[Required task] Write out each of the items below verbatim, with nothing changed, added, or left out.

[Task material]
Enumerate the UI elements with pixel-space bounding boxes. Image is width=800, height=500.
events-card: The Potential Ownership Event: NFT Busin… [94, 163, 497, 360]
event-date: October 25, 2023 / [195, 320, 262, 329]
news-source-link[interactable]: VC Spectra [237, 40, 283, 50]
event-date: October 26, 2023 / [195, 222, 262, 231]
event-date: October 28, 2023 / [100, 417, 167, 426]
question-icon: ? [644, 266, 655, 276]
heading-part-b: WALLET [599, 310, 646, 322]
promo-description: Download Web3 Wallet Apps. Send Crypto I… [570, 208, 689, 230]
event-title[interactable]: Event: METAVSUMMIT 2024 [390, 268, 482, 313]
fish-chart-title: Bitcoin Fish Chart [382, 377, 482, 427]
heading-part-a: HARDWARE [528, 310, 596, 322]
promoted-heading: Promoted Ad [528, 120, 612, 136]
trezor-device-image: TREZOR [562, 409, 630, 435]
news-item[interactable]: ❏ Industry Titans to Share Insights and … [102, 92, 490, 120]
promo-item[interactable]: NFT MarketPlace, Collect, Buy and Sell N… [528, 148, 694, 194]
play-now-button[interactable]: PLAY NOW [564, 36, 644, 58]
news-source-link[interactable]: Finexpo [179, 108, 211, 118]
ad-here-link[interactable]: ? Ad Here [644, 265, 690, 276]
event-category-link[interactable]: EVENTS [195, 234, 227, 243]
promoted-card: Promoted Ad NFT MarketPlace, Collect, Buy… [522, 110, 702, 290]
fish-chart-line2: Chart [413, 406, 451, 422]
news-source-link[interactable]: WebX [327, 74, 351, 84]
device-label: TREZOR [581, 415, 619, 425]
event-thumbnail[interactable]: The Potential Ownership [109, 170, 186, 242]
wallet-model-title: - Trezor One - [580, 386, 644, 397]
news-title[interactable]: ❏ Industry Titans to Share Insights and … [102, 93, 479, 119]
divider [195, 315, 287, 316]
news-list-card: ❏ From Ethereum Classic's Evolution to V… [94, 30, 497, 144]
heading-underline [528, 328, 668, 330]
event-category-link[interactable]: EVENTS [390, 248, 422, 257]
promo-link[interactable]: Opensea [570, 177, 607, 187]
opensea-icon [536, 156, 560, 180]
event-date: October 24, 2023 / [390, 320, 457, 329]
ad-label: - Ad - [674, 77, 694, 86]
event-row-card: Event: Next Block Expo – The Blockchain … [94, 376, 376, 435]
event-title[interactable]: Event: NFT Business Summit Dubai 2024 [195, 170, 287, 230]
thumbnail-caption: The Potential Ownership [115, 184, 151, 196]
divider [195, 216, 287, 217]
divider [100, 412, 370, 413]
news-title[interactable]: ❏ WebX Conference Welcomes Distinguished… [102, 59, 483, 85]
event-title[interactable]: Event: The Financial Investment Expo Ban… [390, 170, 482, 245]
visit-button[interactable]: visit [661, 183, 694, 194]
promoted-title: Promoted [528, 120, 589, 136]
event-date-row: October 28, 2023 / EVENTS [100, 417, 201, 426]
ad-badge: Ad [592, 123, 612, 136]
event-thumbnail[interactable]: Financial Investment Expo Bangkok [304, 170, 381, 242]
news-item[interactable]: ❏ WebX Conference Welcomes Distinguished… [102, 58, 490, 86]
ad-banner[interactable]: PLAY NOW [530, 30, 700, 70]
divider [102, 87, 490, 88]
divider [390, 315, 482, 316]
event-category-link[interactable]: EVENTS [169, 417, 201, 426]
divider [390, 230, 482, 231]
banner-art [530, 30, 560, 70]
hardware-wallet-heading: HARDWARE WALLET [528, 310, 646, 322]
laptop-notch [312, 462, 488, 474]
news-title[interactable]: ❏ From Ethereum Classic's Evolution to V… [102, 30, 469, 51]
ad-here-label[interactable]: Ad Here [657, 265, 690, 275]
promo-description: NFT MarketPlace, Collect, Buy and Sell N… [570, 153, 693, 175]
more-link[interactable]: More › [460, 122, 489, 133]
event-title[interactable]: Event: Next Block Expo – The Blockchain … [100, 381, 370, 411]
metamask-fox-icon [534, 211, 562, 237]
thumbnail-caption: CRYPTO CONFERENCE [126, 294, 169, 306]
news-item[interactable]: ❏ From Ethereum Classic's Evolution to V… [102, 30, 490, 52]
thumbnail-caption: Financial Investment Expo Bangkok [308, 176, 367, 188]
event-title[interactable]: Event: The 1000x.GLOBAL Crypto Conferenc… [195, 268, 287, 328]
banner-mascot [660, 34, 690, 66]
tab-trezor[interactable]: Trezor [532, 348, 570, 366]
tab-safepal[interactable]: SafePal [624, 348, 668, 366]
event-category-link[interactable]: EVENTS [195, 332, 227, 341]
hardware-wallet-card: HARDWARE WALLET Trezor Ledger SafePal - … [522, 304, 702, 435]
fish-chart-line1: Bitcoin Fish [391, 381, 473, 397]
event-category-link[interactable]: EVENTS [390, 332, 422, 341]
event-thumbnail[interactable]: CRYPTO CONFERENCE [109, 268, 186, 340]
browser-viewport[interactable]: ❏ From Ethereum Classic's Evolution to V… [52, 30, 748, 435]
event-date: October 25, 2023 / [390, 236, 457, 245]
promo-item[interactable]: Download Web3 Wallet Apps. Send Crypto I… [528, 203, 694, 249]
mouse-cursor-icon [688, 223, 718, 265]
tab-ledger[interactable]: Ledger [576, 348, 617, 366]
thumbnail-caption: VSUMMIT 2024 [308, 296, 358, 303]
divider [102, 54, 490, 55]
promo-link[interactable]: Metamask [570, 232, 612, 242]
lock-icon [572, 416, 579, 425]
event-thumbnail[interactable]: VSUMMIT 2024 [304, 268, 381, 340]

[Reply]
Enumerate the UI elements with pixel-space bounding boxes. Image is width=800, height=500.
events-card: The Potential Ownership Event: NFT Busin… [94, 163, 497, 360]
event-date: October 25, 2023 / [195, 320, 262, 329]
news-source-link[interactable]: VC Spectra [237, 40, 283, 50]
event-date: October 26, 2023 / [195, 222, 262, 231]
event-date: October 28, 2023 / [100, 417, 167, 426]
question-icon: ? [644, 266, 655, 276]
heading-part-b: WALLET [599, 310, 646, 322]
promo-description: Download Web3 Wallet Apps. Send Crypto I… [570, 208, 689, 230]
event-title[interactable]: Event: METAVSUMMIT 2024 [390, 268, 482, 313]
fish-chart-title: Bitcoin Fish Chart [382, 377, 482, 427]
heading-part-a: HARDWARE [528, 310, 596, 322]
promoted-heading: Promoted Ad [528, 120, 612, 136]
trezor-device-image: TREZOR [562, 409, 630, 435]
news-item[interactable]: ❏ Industry Titans to Share Insights and … [102, 92, 490, 120]
promo-item[interactable]: NFT MarketPlace, Collect, Buy and Sell N… [528, 148, 694, 194]
play-now-button[interactable]: PLAY NOW [564, 36, 644, 58]
news-source-link[interactable]: Finexpo [179, 108, 211, 118]
ad-here-link[interactable]: ? Ad Here [644, 265, 690, 276]
event-category-link[interactable]: EVENTS [195, 234, 227, 243]
promoted-card: Promoted Ad NFT MarketPlace, Collect, Buy… [522, 110, 702, 290]
fish-chart-line2: Chart [413, 406, 451, 422]
news-source-link[interactable]: WebX [327, 74, 351, 84]
device-label: TREZOR [581, 415, 619, 425]
event-thumbnail[interactable]: The Potential Ownership [109, 170, 186, 242]
wallet-model-title: - Trezor One - [580, 386, 644, 397]
news-title[interactable]: ❏ Industry Titans to Share Insights and … [102, 93, 479, 119]
divider [195, 315, 287, 316]
news-list-card: ❏ From Ethereum Classic's Evolution to V… [94, 30, 497, 144]
heading-underline [528, 328, 668, 330]
event-category-link[interactable]: EVENTS [390, 248, 422, 257]
promo-link[interactable]: Opensea [570, 177, 607, 187]
opensea-icon [536, 156, 560, 180]
event-date: October 24, 2023 / [390, 320, 457, 329]
ad-label: - Ad - [674, 77, 694, 86]
event-row-card: Event: Next Block Expo – The Blockchain … [94, 376, 376, 435]
event-title[interactable]: Event: NFT Business Summit Dubai 2024 [195, 170, 287, 230]
thumbnail-caption: The Potential Ownership [115, 184, 151, 196]
divider [195, 216, 287, 217]
divider [100, 412, 370, 413]
news-title[interactable]: ❏ WebX Conference Welcomes Distinguished… [102, 59, 483, 85]
event-title[interactable]: Event: The Financial Investment Expo Ban… [390, 170, 482, 245]
visit-button[interactable]: visit [661, 183, 694, 194]
promoted-title: Promoted [528, 120, 589, 136]
event-date-row: October 28, 2023 / EVENTS [100, 417, 201, 426]
ad-badge: Ad [592, 123, 612, 136]
event-thumbnail[interactable]: Financial Investment Expo Bangkok [304, 170, 381, 242]
news-item[interactable]: ❏ WebX Conference Welcomes Distinguished… [102, 58, 490, 86]
ad-banner[interactable]: PLAY NOW [530, 30, 700, 70]
divider [102, 87, 490, 88]
divider [390, 315, 482, 316]
event-category-link[interactable]: EVENTS [169, 417, 201, 426]
divider [390, 230, 482, 231]
banner-art [530, 30, 560, 70]
hardware-wallet-heading: HARDWARE WALLET [528, 310, 646, 322]
laptop-notch [312, 462, 488, 474]
news-title[interactable]: ❏ From Ethereum Classic's Evolution to V… [102, 30, 469, 51]
ad-here-label[interactable]: Ad Here [657, 265, 690, 275]
promo-description: NFT MarketPlace, Collect, Buy and Sell N… [570, 153, 693, 175]
more-link[interactable]: More › [460, 122, 489, 133]
event-title[interactable]: Event: Next Block Expo – The Blockchain … [100, 381, 370, 411]
metamask-fox-icon [534, 211, 562, 237]
thumbnail-caption: CRYPTO CONFERENCE [126, 294, 169, 306]
news-item[interactable]: ❏ From Ethereum Classic's Evolution to V… [102, 30, 490, 52]
thumbnail-caption: Financial Investment Expo Bangkok [308, 176, 367, 188]
event-title[interactable]: Event: The 1000x.GLOBAL Crypto Conferenc… [195, 268, 287, 328]
banner-mascot [660, 34, 690, 66]
tab-trezor[interactable]: Trezor [532, 348, 570, 366]
tab-safepal[interactable]: SafePal [624, 348, 668, 366]
event-category-link[interactable]: EVENTS [195, 332, 227, 341]
hardware-wallet-card: HARDWARE WALLET Trezor Ledger SafePal - … [522, 304, 702, 435]
fish-chart-line1: Bitcoin Fish [391, 381, 473, 397]
event-category-link[interactable]: EVENTS [390, 332, 422, 341]
event-thumbnail[interactable]: CRYPTO CONFERENCE [109, 268, 186, 340]
browser-viewport[interactable]: ❏ From Ethereum Classic's Evolution to V… [52, 30, 748, 435]
event-date: October 25, 2023 / [390, 236, 457, 245]
promo-item[interactable]: Download Web3 Wallet Apps. Send Crypto I… [528, 203, 694, 249]
mouse-cursor-icon [688, 223, 718, 265]
tab-ledger[interactable]: Ledger [576, 348, 617, 366]
thumbnail-caption: VSUMMIT 2024 [308, 296, 358, 303]
divider [102, 54, 490, 55]
promo-link[interactable]: Metamask [570, 232, 612, 242]
lock-icon [572, 416, 579, 425]
event-thumbnail[interactable]: VSUMMIT 2024 [304, 268, 381, 340]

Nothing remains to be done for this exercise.